Aim of the exercise
The records that follow must be repeated verbatim, every one of them.

Material for the task
================

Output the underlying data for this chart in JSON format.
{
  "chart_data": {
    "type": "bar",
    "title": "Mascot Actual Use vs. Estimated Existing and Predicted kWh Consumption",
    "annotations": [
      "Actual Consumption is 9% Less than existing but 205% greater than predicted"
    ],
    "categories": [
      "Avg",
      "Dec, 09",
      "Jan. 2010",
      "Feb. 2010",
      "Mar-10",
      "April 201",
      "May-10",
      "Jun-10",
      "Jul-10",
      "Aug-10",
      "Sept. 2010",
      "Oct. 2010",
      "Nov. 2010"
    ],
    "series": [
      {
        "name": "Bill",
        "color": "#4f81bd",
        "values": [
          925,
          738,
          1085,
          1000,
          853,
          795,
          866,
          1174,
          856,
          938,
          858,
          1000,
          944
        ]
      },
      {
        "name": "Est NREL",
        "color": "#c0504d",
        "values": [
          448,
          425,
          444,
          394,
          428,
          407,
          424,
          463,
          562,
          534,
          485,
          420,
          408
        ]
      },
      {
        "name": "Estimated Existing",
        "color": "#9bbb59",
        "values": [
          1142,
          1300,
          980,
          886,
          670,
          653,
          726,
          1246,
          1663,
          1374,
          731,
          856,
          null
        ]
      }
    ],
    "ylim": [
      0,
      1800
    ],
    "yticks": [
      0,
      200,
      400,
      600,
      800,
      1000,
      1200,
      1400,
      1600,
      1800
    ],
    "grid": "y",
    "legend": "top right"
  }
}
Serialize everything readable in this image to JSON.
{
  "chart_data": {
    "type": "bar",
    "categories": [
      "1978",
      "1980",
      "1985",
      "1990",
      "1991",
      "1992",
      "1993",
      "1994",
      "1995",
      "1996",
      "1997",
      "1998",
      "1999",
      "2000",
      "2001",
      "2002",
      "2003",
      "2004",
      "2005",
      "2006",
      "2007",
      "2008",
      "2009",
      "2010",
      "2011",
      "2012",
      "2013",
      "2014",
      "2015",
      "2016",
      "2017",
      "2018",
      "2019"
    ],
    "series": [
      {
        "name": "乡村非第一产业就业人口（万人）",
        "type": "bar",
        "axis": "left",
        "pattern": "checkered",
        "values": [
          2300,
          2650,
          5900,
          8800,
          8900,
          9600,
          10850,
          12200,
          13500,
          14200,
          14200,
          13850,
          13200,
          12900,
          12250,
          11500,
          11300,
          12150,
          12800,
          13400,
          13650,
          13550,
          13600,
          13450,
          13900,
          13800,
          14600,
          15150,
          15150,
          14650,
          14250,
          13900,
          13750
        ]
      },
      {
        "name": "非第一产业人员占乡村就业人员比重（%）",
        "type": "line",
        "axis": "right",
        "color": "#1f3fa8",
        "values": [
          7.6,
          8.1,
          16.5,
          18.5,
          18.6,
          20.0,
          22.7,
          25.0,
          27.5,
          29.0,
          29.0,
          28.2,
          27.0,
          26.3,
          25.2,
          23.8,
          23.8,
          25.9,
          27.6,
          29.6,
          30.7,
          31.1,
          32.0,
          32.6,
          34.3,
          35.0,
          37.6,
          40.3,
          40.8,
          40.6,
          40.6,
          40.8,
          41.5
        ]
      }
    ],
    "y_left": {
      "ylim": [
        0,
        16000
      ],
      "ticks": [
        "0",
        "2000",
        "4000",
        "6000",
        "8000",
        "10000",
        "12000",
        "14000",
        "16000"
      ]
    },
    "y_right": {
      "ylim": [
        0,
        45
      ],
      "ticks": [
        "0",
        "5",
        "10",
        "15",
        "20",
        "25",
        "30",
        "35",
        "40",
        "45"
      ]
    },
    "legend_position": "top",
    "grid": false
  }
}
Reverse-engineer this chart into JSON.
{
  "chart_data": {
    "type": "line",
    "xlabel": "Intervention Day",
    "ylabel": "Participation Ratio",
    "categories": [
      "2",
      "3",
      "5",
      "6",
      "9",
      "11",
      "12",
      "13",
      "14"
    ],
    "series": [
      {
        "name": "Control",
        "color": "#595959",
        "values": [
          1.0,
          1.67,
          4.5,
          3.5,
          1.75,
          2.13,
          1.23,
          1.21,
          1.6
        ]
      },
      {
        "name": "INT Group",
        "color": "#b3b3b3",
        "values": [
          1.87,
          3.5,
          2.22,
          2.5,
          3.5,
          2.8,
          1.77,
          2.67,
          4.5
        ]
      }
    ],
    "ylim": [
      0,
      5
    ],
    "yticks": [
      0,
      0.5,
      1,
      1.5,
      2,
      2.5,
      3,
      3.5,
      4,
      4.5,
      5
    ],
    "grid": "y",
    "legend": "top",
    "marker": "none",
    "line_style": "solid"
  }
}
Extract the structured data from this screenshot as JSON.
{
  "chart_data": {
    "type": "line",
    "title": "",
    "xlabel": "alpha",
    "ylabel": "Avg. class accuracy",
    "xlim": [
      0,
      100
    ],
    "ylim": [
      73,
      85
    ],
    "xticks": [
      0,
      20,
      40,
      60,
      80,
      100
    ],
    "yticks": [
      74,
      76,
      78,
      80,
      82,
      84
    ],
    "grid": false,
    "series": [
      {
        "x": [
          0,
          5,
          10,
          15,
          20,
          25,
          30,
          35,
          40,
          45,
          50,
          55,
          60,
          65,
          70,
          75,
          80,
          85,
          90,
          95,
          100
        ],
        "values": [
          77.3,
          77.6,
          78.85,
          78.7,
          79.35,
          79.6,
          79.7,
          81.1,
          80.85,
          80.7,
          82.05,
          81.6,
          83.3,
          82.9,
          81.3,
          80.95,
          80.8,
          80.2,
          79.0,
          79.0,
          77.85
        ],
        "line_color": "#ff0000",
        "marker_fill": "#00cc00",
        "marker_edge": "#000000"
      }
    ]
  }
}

================

Output of the exercise
Output the underlying data for this chart in JSON format.
{
  "chart_data": {
    "type": "bar",
    "title": "Mascot Actual Use vs. Estimated Existing and Predicted kWh Consumption",
    "annotations": [
      "Actual Consumption is 9% Less than existing but 205% greater than predicted"
    ],
    "categories": [
      "Avg",
      "Dec, 09",
      "Jan. 2010",
      "Feb. 2010",
      "Mar-10",
      "April 201",
      "May-10",
      "Jun-10",
      "Jul-10",
      "Aug-10",
      "Sept. 2010",
      "Oct. 2010",
      "Nov. 2010"
    ],
    "series": [
      {
        "name": "Bill",
        "color": "#4f81bd",
        "values": [
          925,
          738,
          1085,
          1000,
          853,
          795,
          866,
          1174,
          856,
          938,
          858,
          1000,
          944
        ]
      },
      {
        "name": "Est NREL",
        "color": "#c0504d",
        "values": [
          448,
          425,
          444,
          394,
          428,
          407,
          424,
          463,
          562,
          534,
          485,
          420,
          408
        ]
      },
      {
        "name": "Estimated Existing",
        "color": "#9bbb59",
        "values": [
          1142,
          1300,
          980,
          886,
          670,
          653,
          726,
          1246,
          1663,
          1374,
          731,
          856,
          null
        ]
      }
    ],
    "ylim": [
      0,
      1800
    ],
    "yticks": [
      0,
      200,
      400,
      600,
      800,
      1000,
      1200,
      1400,
      1600,
      1800
    ],
    "grid": "y",
    "legend": "top right"
  }
}
Serialize everything readable in this image to JSON.
{
  "chart_data": {
    "type": "bar",
    "categories": [
      "1978",
      "1980",
      "1985",
      "1990",
      "1991",
      "1992",
      "1993",
      "1994",
      "1995",
      "1996",
      "1997",
      "1998",
      "1999",
      "2000",
      "2001",
      "2002",
      "2003",
      "2004",
      "2005",
      "2006",
      "2007",
      "2008",
      "2009",
      "2010",
      "2011",
      "2012",
      "2013",
      "2014",
      "2015",
      "2016",
      "2017",
      "2018",
      "2019"
    ],
    "series": [
      {
        "name": "乡村非第一产业就业人口（万人）",
        "type": "bar",
        "axis": "left",
        "pattern": "checkered",
        "values": [
          2300,
          2650,
          5900,
          8800,
          8900,
          9600,
          10850,
          12200,
          13500,
          14200,
          14200,
          13850,
          13200,
          12900,
          12250,
          11500,
          11300,
          12150,
          12800,
          13400,
          13650,
          13550,
          13600,
          13450,
          13900,
          13800,
          14600,
          15150,
          15150,
          14650,
          14250,
          13900,
          13750
        ]
      },
      {
        "name": "非第一产业人员占乡村就业人员比重（%）",
        "type": "line",
        "axis": "right",
        "color": "#1f3fa8",
        "values": [
          7.6,
          8.1,
          16.5,
          18.5,
          18.6,
          20.0,
          22.7,
          25.0,
          27.5,
          29.0,
          29.0,
          28.2,
          27.0,
          26.3,
          25.2,
          23.8,
          23.8,
          25.9,
          27.6,
          29.6,
          30.7,
          31.1,
          32.0,
          32.6,
          34.3,
          35.0,
          37.6,
          40.3,
          40.8,
          40.6,
          40.6,
          40.8,
          41.5
        ]
      }
    ],
    "y_left": {
      "ylim": [
        0,
        16000
      ],
      "ticks": [
        "0",
        "2000",
        "4000",
        "6000",
        "8000",
        "10000",
        "12000",
        "14000",
        "16000"
      ]
    },
    "y_right": {
      "ylim": [
        0,
        45
      ],
      "ticks": [
        "0",
        "5",
        "10",
        "15",
        "20",
        "25",
        "30",
        "35",
        "40",
        "45"
      ]
    },
    "legend_position": "top",
    "grid": false
  }
}
Reverse-engineer this chart into JSON.
{
  "chart_data": {
    "type": "line",
    "xlabel": "Intervention Day",
    "ylabel": "Participation Ratio",
    "categories": [
      "2",
      "3",
      "5",
      "6",
      "9",
      "11",
      "12",
      "13",
      "14"
    ],
    "series": [
      {
        "name": "Control",
        "color": "#595959",
        "values": [
          1.0,
          1.67,
          4.5,
          3.5,
          1.75,
          2.13,
          1.23,
          1.21,
          1.6
        ]
      },
      {
        "name": "INT Group",
        "color": "#b3b3b3",
        "values": [
          1.87,
          3.5,
          2.22,
          2.5,
          3.5,
          2.8,
          1.77,
          2.67,
          4.5
        ]
      }
    ],
    "ylim": [
      0,
      5
    ],
    "yticks": [
      0,
      0.5,
      1,
      1.5,
      2,
      2.5,
      3,
      3.5,
      4,
      4.5,
      5
    ],
    "grid": "y",
    "legend": "top",
    "marker": "none",
    "line_style": "solid"
  }
}
Extract the structured data from this screenshot as JSON.
{
  "chart_data": {
    "type": "line",
    "title": "",
    "xlabel": "alpha",
    "ylabel": "Avg. class accuracy",
    "xlim": [
      0,
      100
    ],
    "ylim": [
      73,
      85
    ],
    "xticks": [
      0,
      20,
      40,
      60,
      80,
      100
    ],
    "yticks": [
      74,
      76,
      78,
      80,
      82,
      84
    ],
    "grid": false,
    "series": [
      {
        "x": [
          0,
          5,
          10,
          15,
          20,
          25,
          30,
          35,
          40,
          45,
          50,
          55,
          60,
          65,
          70,
          75,
          80,
          85,
          90,
          95,
          100
        ],
        "values": [
          77.3,
          77.6,
          78.85,
          78.7,
          79.35,
          79.6,
          79.7,
          81.1,
          80.85,
          80.7,
          82.05,
          81.6,
          83.3,
          82.9,
          81.3,
          80.95,
          80.8,
          80.2,
          79.0,
          79.0,
          77.85
        ],
        "line_color": "#ff0000",
        "marker_fill": "#00cc00",
        "marker_edge": "#000000"
      }
    ]
  }
}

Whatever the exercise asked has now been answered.